Lines of data
───
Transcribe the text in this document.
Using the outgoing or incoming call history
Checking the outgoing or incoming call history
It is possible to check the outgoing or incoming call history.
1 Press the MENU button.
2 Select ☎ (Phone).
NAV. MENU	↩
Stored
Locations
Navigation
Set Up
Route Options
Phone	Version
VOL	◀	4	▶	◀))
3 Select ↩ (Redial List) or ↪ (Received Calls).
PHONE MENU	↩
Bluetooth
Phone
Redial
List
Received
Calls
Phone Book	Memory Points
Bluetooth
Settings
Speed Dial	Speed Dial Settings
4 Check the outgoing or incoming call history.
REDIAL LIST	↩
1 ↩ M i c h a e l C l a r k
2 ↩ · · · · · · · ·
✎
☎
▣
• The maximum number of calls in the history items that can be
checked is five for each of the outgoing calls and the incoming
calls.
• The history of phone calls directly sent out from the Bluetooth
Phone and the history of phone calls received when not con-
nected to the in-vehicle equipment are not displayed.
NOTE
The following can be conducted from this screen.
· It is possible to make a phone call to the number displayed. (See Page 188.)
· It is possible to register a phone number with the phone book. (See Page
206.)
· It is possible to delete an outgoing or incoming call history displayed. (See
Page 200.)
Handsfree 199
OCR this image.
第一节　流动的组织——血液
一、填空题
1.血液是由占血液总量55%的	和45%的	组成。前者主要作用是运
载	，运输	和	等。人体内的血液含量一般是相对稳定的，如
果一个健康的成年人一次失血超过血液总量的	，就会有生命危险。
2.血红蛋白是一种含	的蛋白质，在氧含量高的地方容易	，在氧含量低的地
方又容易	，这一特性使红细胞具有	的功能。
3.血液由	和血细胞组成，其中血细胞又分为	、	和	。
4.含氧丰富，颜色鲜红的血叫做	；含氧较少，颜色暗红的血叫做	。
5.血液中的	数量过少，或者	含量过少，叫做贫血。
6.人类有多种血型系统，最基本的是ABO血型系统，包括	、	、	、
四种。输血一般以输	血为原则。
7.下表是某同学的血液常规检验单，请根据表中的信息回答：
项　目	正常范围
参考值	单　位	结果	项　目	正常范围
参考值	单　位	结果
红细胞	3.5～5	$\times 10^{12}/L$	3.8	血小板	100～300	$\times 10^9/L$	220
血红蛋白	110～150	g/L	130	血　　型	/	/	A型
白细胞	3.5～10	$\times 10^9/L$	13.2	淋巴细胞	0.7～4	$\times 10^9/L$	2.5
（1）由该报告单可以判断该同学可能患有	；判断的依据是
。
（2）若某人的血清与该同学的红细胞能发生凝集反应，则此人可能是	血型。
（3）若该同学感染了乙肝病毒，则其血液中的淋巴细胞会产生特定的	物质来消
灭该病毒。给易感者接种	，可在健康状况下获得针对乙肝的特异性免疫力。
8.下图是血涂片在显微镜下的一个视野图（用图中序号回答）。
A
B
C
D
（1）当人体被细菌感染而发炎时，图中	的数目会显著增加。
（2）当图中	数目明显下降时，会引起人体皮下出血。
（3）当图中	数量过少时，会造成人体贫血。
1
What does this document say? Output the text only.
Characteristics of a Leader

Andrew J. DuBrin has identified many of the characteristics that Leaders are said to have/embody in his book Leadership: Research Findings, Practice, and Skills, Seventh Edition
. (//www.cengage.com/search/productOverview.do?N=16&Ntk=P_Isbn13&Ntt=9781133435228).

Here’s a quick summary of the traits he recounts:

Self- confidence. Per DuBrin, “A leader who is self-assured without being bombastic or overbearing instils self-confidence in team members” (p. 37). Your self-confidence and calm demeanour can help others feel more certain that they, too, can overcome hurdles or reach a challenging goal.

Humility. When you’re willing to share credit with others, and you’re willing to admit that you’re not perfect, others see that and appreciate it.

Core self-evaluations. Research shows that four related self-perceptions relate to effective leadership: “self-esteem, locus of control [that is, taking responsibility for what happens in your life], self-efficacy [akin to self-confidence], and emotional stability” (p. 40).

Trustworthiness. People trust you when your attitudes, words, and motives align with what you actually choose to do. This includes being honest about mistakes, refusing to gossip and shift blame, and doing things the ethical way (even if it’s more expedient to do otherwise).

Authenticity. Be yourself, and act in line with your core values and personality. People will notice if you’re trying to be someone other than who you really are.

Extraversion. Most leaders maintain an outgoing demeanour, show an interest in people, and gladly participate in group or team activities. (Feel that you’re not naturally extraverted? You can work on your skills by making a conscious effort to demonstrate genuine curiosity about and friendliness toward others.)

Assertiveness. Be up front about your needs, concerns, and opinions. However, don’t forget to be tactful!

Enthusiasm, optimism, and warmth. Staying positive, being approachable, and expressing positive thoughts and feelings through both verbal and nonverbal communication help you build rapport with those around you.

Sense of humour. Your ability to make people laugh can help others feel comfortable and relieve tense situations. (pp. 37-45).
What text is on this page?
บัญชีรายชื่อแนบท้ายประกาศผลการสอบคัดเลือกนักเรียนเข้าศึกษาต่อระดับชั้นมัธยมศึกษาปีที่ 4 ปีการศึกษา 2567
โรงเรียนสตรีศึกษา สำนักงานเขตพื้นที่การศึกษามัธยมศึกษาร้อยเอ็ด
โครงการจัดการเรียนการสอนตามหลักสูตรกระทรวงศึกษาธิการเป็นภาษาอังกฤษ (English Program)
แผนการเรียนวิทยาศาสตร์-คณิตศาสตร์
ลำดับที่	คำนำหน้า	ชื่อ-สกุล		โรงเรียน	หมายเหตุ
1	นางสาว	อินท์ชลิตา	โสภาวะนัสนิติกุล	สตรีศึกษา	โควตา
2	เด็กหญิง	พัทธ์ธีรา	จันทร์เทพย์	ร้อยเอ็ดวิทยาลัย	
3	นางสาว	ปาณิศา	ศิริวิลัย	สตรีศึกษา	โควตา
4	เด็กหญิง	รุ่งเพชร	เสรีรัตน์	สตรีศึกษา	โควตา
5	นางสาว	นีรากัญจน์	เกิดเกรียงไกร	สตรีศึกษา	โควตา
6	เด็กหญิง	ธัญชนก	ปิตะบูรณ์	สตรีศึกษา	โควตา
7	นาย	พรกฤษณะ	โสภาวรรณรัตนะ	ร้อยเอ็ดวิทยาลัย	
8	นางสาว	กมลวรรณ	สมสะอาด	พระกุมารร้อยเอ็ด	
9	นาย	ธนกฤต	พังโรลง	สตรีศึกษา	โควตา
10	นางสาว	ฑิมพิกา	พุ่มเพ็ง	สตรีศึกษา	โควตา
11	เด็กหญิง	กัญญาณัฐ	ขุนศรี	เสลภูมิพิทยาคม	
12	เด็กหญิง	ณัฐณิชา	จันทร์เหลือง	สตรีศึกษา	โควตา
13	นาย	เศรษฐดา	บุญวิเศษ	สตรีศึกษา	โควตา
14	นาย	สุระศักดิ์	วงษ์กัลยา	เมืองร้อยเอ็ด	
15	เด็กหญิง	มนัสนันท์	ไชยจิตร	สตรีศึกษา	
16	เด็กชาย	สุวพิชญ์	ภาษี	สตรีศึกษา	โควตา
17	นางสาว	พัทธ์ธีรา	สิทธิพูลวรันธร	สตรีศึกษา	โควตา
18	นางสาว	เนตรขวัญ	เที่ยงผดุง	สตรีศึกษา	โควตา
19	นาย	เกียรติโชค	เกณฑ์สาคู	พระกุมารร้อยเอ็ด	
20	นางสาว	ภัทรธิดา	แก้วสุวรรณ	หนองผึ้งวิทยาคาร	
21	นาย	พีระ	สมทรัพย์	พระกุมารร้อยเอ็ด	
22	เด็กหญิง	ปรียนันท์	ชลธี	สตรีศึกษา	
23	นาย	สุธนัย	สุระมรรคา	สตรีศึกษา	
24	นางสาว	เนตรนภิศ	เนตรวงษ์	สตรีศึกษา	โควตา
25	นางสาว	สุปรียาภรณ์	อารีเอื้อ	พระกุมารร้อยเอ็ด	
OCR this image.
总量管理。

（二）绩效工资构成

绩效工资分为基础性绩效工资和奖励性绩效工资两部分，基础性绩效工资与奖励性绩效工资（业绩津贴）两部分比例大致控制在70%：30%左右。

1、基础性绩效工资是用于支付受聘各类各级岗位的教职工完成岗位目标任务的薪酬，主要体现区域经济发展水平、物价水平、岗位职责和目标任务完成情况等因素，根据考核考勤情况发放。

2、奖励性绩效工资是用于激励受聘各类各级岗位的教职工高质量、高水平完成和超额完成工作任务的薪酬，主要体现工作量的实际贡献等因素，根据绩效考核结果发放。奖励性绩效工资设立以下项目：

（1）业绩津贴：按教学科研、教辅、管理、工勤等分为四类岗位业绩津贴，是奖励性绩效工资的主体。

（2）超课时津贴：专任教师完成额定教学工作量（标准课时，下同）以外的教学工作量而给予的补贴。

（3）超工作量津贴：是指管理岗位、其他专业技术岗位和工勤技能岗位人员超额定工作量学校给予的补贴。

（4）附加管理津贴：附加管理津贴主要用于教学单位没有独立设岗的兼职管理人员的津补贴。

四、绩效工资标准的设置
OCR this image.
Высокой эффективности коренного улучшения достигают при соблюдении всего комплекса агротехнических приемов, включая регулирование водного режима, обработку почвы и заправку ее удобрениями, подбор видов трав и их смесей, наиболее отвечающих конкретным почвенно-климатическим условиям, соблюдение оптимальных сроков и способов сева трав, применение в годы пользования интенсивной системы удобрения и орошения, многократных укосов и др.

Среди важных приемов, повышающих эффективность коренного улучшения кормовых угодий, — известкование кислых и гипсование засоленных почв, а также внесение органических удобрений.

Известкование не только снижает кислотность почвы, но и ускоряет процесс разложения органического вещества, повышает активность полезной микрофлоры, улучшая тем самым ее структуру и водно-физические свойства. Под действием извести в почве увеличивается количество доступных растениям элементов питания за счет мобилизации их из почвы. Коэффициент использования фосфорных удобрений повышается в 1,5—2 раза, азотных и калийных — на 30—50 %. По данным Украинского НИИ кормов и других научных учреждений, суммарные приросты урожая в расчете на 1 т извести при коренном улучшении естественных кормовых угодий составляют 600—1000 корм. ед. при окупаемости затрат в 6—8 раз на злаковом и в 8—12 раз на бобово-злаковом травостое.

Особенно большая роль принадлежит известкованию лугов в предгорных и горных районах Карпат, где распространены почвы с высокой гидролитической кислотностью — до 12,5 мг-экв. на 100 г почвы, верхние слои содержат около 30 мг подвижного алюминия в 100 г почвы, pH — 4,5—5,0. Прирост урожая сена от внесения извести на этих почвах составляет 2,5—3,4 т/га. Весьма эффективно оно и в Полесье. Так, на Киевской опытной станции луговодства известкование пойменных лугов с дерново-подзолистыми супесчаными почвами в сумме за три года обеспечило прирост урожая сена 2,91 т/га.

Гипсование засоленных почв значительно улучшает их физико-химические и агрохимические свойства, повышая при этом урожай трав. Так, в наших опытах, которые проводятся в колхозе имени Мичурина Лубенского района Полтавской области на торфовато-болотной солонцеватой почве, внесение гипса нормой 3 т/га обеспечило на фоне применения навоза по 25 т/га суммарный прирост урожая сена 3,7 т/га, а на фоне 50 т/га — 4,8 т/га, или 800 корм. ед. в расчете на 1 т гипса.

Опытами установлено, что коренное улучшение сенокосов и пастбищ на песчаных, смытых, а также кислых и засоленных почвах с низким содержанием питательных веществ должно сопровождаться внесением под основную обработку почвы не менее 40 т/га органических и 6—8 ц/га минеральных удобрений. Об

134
───
Problem details
Reply with the number of lines in the material above that contain "ธยมศ", and nothing more.

Expected answer
2